→ **Exercise directions**
Give only the number of lines in the data that contain the word "https".

→ **The records**
* * * * *
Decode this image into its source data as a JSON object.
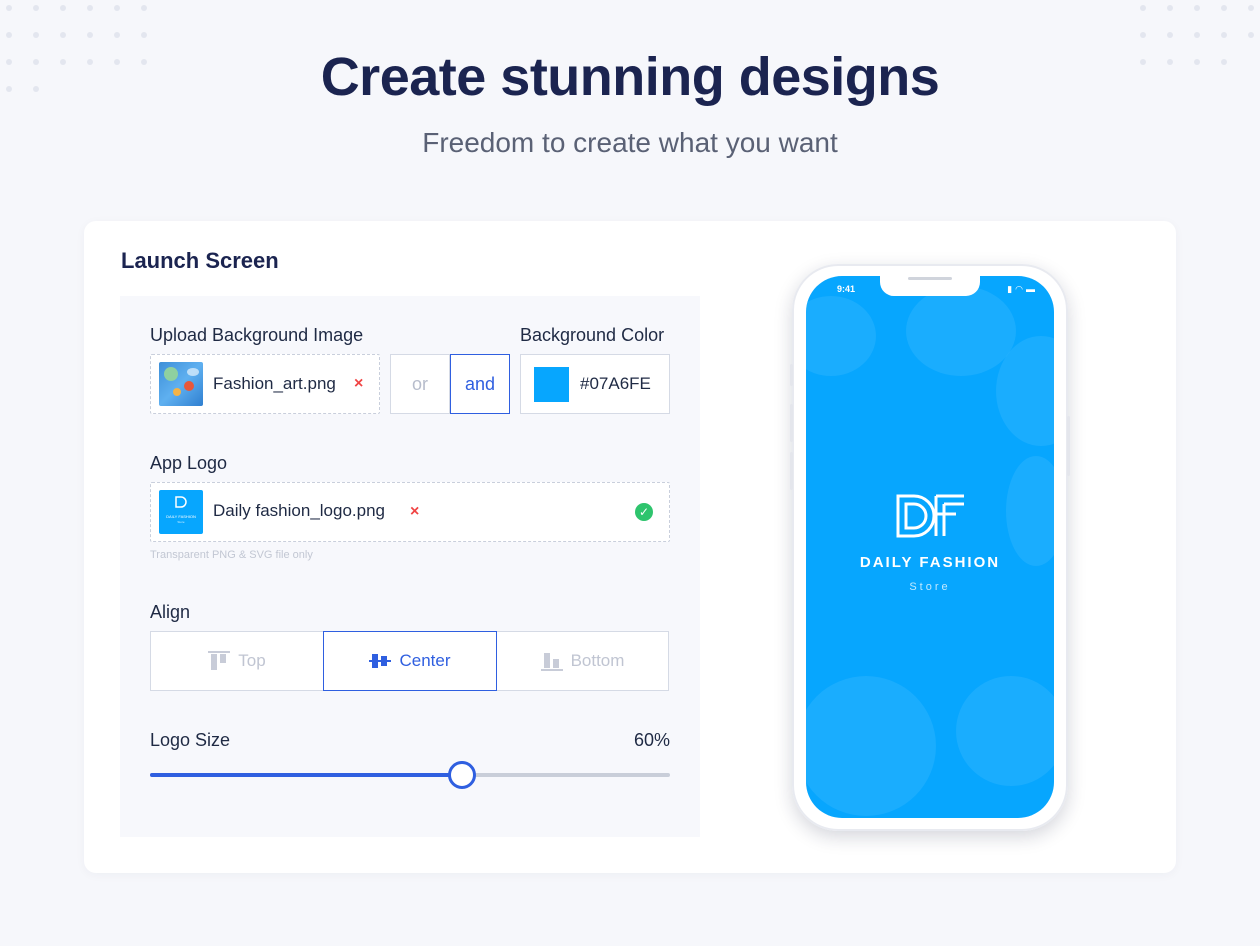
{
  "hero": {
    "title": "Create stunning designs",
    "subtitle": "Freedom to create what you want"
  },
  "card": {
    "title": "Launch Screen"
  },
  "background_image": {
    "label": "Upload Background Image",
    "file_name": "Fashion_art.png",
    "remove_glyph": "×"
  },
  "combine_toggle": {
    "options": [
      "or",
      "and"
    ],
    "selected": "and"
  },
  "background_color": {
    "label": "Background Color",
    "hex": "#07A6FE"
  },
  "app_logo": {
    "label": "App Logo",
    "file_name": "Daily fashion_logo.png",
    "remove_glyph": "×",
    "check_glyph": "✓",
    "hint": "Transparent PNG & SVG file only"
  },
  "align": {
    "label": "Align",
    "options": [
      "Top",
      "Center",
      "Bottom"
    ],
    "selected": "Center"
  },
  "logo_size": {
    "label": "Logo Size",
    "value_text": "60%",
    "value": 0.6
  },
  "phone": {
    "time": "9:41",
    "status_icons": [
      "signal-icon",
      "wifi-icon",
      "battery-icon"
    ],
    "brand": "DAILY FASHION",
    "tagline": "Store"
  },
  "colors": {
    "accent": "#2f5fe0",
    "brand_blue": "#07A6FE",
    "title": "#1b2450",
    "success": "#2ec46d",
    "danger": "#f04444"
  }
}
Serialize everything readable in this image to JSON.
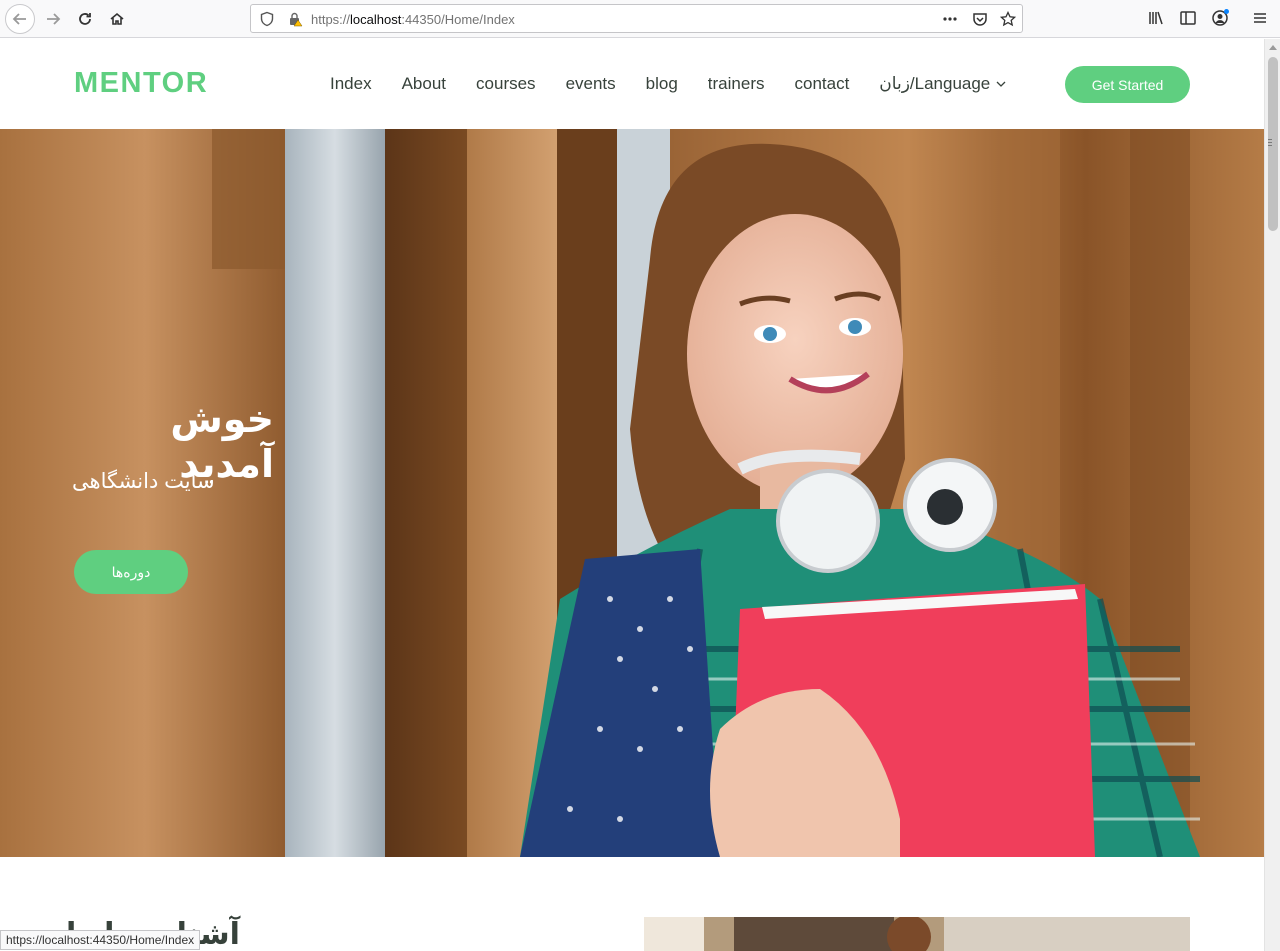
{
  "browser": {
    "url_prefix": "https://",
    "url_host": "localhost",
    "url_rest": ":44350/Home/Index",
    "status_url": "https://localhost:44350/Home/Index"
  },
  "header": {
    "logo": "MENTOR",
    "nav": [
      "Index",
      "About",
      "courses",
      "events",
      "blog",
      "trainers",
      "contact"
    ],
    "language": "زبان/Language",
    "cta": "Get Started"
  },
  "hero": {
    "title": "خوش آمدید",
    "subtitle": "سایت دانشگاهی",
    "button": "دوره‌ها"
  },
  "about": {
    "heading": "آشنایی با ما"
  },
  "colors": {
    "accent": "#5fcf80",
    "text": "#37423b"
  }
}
* * * * *
→ **Reply to the exercise**
2